### WHAT IS NEEDED
Repeat all of the material below exactly as written, images excluded.
——————
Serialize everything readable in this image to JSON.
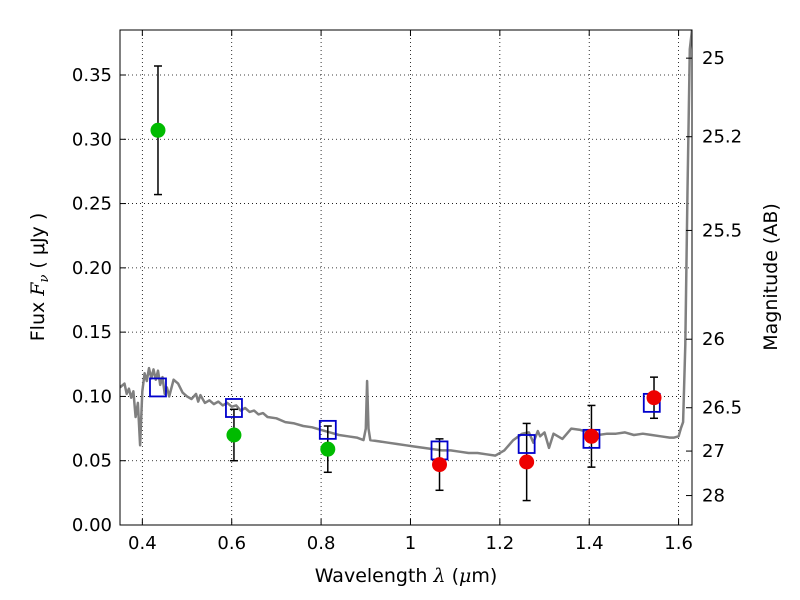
{
  "chart_data": {
    "type": "scatter",
    "title": "",
    "xlabel": {
      "prefix": "Wavelength  ",
      "symbol": "λ",
      "unit_open": " (",
      "unit_mu": "μ",
      "unit_close": "m)"
    },
    "ylabel": {
      "prefix": "Flux  ",
      "symbol": "F",
      "sub": "ν",
      "unit": "  ( μJy )"
    },
    "y2label": "Magnitude (AB)",
    "xlim": [
      0.35,
      1.63
    ],
    "ylim": [
      0.0,
      0.385
    ],
    "grid": true,
    "x_ticks": [
      0.4,
      0.6,
      0.8,
      1.0,
      1.2,
      1.4,
      1.6
    ],
    "x_tick_labels": [
      "0.4",
      "0.6",
      "0.8",
      "1",
      "1.2",
      "1.4",
      "1.6"
    ],
    "y_ticks": [
      0.0,
      0.05,
      0.1,
      0.15,
      0.2,
      0.25,
      0.3,
      0.35
    ],
    "y_tick_labels": [
      "0.00",
      "0.05",
      "0.10",
      "0.15",
      "0.20",
      "0.25",
      "0.30",
      "0.35"
    ],
    "y2_ticks": [
      {
        "label": "25",
        "flux": 0.3631
      },
      {
        "label": "25.2",
        "flux": 0.302
      },
      {
        "label": "25.5",
        "flux": 0.2291
      },
      {
        "label": "26",
        "flux": 0.1445
      },
      {
        "label": "26.5",
        "flux": 0.0912
      },
      {
        "label": "27",
        "flux": 0.0575
      },
      {
        "label": "28",
        "flux": 0.0229
      }
    ],
    "series": [
      {
        "name": "model_spectrum",
        "kind": "line",
        "color": "#808080",
        "points": [
          [
            0.35,
            0.107
          ],
          [
            0.36,
            0.11
          ],
          [
            0.365,
            0.102
          ],
          [
            0.37,
            0.106
          ],
          [
            0.375,
            0.099
          ],
          [
            0.38,
            0.104
          ],
          [
            0.385,
            0.084
          ],
          [
            0.39,
            0.095
          ],
          [
            0.395,
            0.062
          ],
          [
            0.4,
            0.104
          ],
          [
            0.405,
            0.118
          ],
          [
            0.41,
            0.112
          ],
          [
            0.415,
            0.122
          ],
          [
            0.42,
            0.114
          ],
          [
            0.425,
            0.121
          ],
          [
            0.43,
            0.113
          ],
          [
            0.435,
            0.12
          ],
          [
            0.44,
            0.109
          ],
          [
            0.445,
            0.115
          ],
          [
            0.45,
            0.102
          ],
          [
            0.455,
            0.107
          ],
          [
            0.46,
            0.1
          ],
          [
            0.47,
            0.113
          ],
          [
            0.48,
            0.11
          ],
          [
            0.49,
            0.103
          ],
          [
            0.5,
            0.1
          ],
          [
            0.51,
            0.098
          ],
          [
            0.52,
            0.102
          ],
          [
            0.525,
            0.096
          ],
          [
            0.53,
            0.101
          ],
          [
            0.54,
            0.095
          ],
          [
            0.55,
            0.097
          ],
          [
            0.56,
            0.094
          ],
          [
            0.57,
            0.096
          ],
          [
            0.58,
            0.093
          ],
          [
            0.59,
            0.095
          ],
          [
            0.6,
            0.092
          ],
          [
            0.61,
            0.093
          ],
          [
            0.62,
            0.089
          ],
          [
            0.63,
            0.091
          ],
          [
            0.64,
            0.088
          ],
          [
            0.65,
            0.089
          ],
          [
            0.66,
            0.086
          ],
          [
            0.67,
            0.087
          ],
          [
            0.68,
            0.084
          ],
          [
            0.7,
            0.083
          ],
          [
            0.72,
            0.08
          ],
          [
            0.74,
            0.079
          ],
          [
            0.76,
            0.077
          ],
          [
            0.78,
            0.076
          ],
          [
            0.8,
            0.074
          ],
          [
            0.82,
            0.072
          ],
          [
            0.84,
            0.07
          ],
          [
            0.86,
            0.069
          ],
          [
            0.88,
            0.068
          ],
          [
            0.895,
            0.066
          ],
          [
            0.9,
            0.075
          ],
          [
            0.903,
            0.112
          ],
          [
            0.906,
            0.075
          ],
          [
            0.91,
            0.066
          ],
          [
            0.93,
            0.065
          ],
          [
            0.95,
            0.064
          ],
          [
            0.97,
            0.063
          ],
          [
            0.99,
            0.062
          ],
          [
            1.01,
            0.061
          ],
          [
            1.03,
            0.06
          ],
          [
            1.05,
            0.059
          ],
          [
            1.07,
            0.058
          ],
          [
            1.09,
            0.058
          ],
          [
            1.11,
            0.057
          ],
          [
            1.13,
            0.056
          ],
          [
            1.15,
            0.056
          ],
          [
            1.17,
            0.055
          ],
          [
            1.19,
            0.054
          ],
          [
            1.21,
            0.058
          ],
          [
            1.23,
            0.066
          ],
          [
            1.25,
            0.071
          ],
          [
            1.265,
            0.072
          ],
          [
            1.275,
            0.064
          ],
          [
            1.285,
            0.073
          ],
          [
            1.29,
            0.069
          ],
          [
            1.3,
            0.072
          ],
          [
            1.31,
            0.06
          ],
          [
            1.32,
            0.071
          ],
          [
            1.34,
            0.067
          ],
          [
            1.36,
            0.075
          ],
          [
            1.38,
            0.074
          ],
          [
            1.4,
            0.072
          ],
          [
            1.42,
            0.07
          ],
          [
            1.44,
            0.071
          ],
          [
            1.46,
            0.071
          ],
          [
            1.48,
            0.072
          ],
          [
            1.5,
            0.07
          ],
          [
            1.52,
            0.071
          ],
          [
            1.54,
            0.07
          ],
          [
            1.56,
            0.069
          ],
          [
            1.58,
            0.068
          ],
          [
            1.59,
            0.068
          ],
          [
            1.6,
            0.069
          ],
          [
            1.605,
            0.075
          ],
          [
            1.61,
            0.08
          ],
          [
            1.615,
            0.14
          ],
          [
            1.62,
            0.26
          ],
          [
            1.625,
            0.37
          ],
          [
            1.63,
            0.385
          ]
        ]
      },
      {
        "name": "model_band_flux",
        "kind": "open_square",
        "color": "#0000cc",
        "x": [
          0.435,
          0.605,
          0.815,
          1.065,
          1.26,
          1.405,
          1.54
        ],
        "y": [
          0.107,
          0.091,
          0.074,
          0.058,
          0.063,
          0.067,
          0.095
        ]
      },
      {
        "name": "optical_detections",
        "kind": "filled_circle",
        "color": "#00bb00",
        "x": [
          0.435,
          0.605,
          0.815
        ],
        "y": [
          0.307,
          0.07,
          0.059
        ],
        "err": [
          0.05,
          0.02,
          0.018
        ]
      },
      {
        "name": "nir_detections",
        "kind": "filled_circle",
        "color": "#ee0000",
        "x": [
          1.065,
          1.26,
          1.405,
          1.545
        ],
        "y": [
          0.047,
          0.049,
          0.069,
          0.099
        ],
        "err": [
          0.02,
          0.03,
          0.024,
          0.016
        ]
      }
    ]
  }
}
——————
### WORKED ANSWER
Serialize everything readable in this image to JSON.
{
  "chart_data": {
    "type": "scatter",
    "title": "",
    "xlabel": {
      "prefix": "Wavelength  ",
      "symbol": "λ",
      "unit_open": " (",
      "unit_mu": "μ",
      "unit_close": "m)"
    },
    "ylabel": {
      "prefix": "Flux  ",
      "symbol": "F",
      "sub": "ν",
      "unit": "  ( μJy )"
    },
    "y2label": "Magnitude (AB)",
    "xlim": [
      0.35,
      1.63
    ],
    "ylim": [
      0.0,
      0.385
    ],
    "grid": true,
    "x_ticks": [
      0.4,
      0.6,
      0.8,
      1.0,
      1.2,
      1.4,
      1.6
    ],
    "x_tick_labels": [
      "0.4",
      "0.6",
      "0.8",
      "1",
      "1.2",
      "1.4",
      "1.6"
    ],
    "y_ticks": [
      0.0,
      0.05,
      0.1,
      0.15,
      0.2,
      0.25,
      0.3,
      0.35
    ],
    "y_tick_labels": [
      "0.00",
      "0.05",
      "0.10",
      "0.15",
      "0.20",
      "0.25",
      "0.30",
      "0.35"
    ],
    "y2_ticks": [
      {
        "label": "25",
        "flux": 0.3631
      },
      {
        "label": "25.2",
        "flux": 0.302
      },
      {
        "label": "25.5",
        "flux": 0.2291
      },
      {
        "label": "26",
        "flux": 0.1445
      },
      {
        "label": "26.5",
        "flux": 0.0912
      },
      {
        "label": "27",
        "flux": 0.0575
      },
      {
        "label": "28",
        "flux": 0.0229
      }
    ],
    "series": [
      {
        "name": "model_spectrum",
        "kind": "line",
        "color": "#808080",
        "points": [
          [
            0.35,
            0.107
          ],
          [
            0.36,
            0.11
          ],
          [
            0.365,
            0.102
          ],
          [
            0.37,
            0.106
          ],
          [
            0.375,
            0.099
          ],
          [
            0.38,
            0.104
          ],
          [
            0.385,
            0.084
          ],
          [
            0.39,
            0.095
          ],
          [
            0.395,
            0.062
          ],
          [
            0.4,
            0.104
          ],
          [
            0.405,
            0.118
          ],
          [
            0.41,
            0.112
          ],
          [
            0.415,
            0.122
          ],
          [
            0.42,
            0.114
          ],
          [
            0.425,
            0.121
          ],
          [
            0.43,
            0.113
          ],
          [
            0.435,
            0.12
          ],
          [
            0.44,
            0.109
          ],
          [
            0.445,
            0.115
          ],
          [
            0.45,
            0.102
          ],
          [
            0.455,
            0.107
          ],
          [
            0.46,
            0.1
          ],
          [
            0.47,
            0.113
          ],
          [
            0.48,
            0.11
          ],
          [
            0.49,
            0.103
          ],
          [
            0.5,
            0.1
          ],
          [
            0.51,
            0.098
          ],
          [
            0.52,
            0.102
          ],
          [
            0.525,
            0.096
          ],
          [
            0.53,
            0.101
          ],
          [
            0.54,
            0.095
          ],
          [
            0.55,
            0.097
          ],
          [
            0.56,
            0.094
          ],
          [
            0.57,
            0.096
          ],
          [
            0.58,
            0.093
          ],
          [
            0.59,
            0.095
          ],
          [
            0.6,
            0.092
          ],
          [
            0.61,
            0.093
          ],
          [
            0.62,
            0.089
          ],
          [
            0.63,
            0.091
          ],
          [
            0.64,
            0.088
          ],
          [
            0.65,
            0.089
          ],
          [
            0.66,
            0.086
          ],
          [
            0.67,
            0.087
          ],
          [
            0.68,
            0.084
          ],
          [
            0.7,
            0.083
          ],
          [
            0.72,
            0.08
          ],
          [
            0.74,
            0.079
          ],
          [
            0.76,
            0.077
          ],
          [
            0.78,
            0.076
          ],
          [
            0.8,
            0.074
          ],
          [
            0.82,
            0.072
          ],
          [
            0.84,
            0.07
          ],
          [
            0.86,
            0.069
          ],
          [
            0.88,
            0.068
          ],
          [
            0.895,
            0.066
          ],
          [
            0.9,
            0.075
          ],
          [
            0.903,
            0.112
          ],
          [
            0.906,
            0.075
          ],
          [
            0.91,
            0.066
          ],
          [
            0.93,
            0.065
          ],
          [
            0.95,
            0.064
          ],
          [
            0.97,
            0.063
          ],
          [
            0.99,
            0.062
          ],
          [
            1.01,
            0.061
          ],
          [
            1.03,
            0.06
          ],
          [
            1.05,
            0.059
          ],
          [
            1.07,
            0.058
          ],
          [
            1.09,
            0.058
          ],
          [
            1.11,
            0.057
          ],
          [
            1.13,
            0.056
          ],
          [
            1.15,
            0.056
          ],
          [
            1.17,
            0.055
          ],
          [
            1.19,
            0.054
          ],
          [
            1.21,
            0.058
          ],
          [
            1.23,
            0.066
          ],
          [
            1.25,
            0.071
          ],
          [
            1.265,
            0.072
          ],
          [
            1.275,
            0.064
          ],
          [
            1.285,
            0.073
          ],
          [
            1.29,
            0.069
          ],
          [
            1.3,
            0.072
          ],
          [
            1.31,
            0.06
          ],
          [
            1.32,
            0.071
          ],
          [
            1.34,
            0.067
          ],
          [
            1.36,
            0.075
          ],
          [
            1.38,
            0.074
          ],
          [
            1.4,
            0.072
          ],
          [
            1.42,
            0.07
          ],
          [
            1.44,
            0.071
          ],
          [
            1.46,
            0.071
          ],
          [
            1.48,
            0.072
          ],
          [
            1.5,
            0.07
          ],
          [
            1.52,
            0.071
          ],
          [
            1.54,
            0.07
          ],
          [
            1.56,
            0.069
          ],
          [
            1.58,
            0.068
          ],
          [
            1.59,
            0.068
          ],
          [
            1.6,
            0.069
          ],
          [
            1.605,
            0.075
          ],
          [
            1.61,
            0.08
          ],
          [
            1.615,
            0.14
          ],
          [
            1.62,
            0.26
          ],
          [
            1.625,
            0.37
          ],
          [
            1.63,
            0.385
          ]
        ]
      },
      {
        "name": "model_band_flux",
        "kind": "open_square",
        "color": "#0000cc",
        "x": [
          0.435,
          0.605,
          0.815,
          1.065,
          1.26,
          1.405,
          1.54
        ],
        "y": [
          0.107,
          0.091,
          0.074,
          0.058,
          0.063,
          0.067,
          0.095
        ]
      },
      {
        "name": "optical_detections",
        "kind": "filled_circle",
        "color": "#00bb00",
        "x": [
          0.435,
          0.605,
          0.815
        ],
        "y": [
          0.307,
          0.07,
          0.059
        ],
        "err": [
          0.05,
          0.02,
          0.018
        ]
      },
      {
        "name": "nir_detections",
        "kind": "filled_circle",
        "color": "#ee0000",
        "x": [
          1.065,
          1.26,
          1.405,
          1.545
        ],
        "y": [
          0.047,
          0.049,
          0.069,
          0.099
        ],
        "err": [
          0.02,
          0.03,
          0.024,
          0.016
        ]
      }
    ]
  }
}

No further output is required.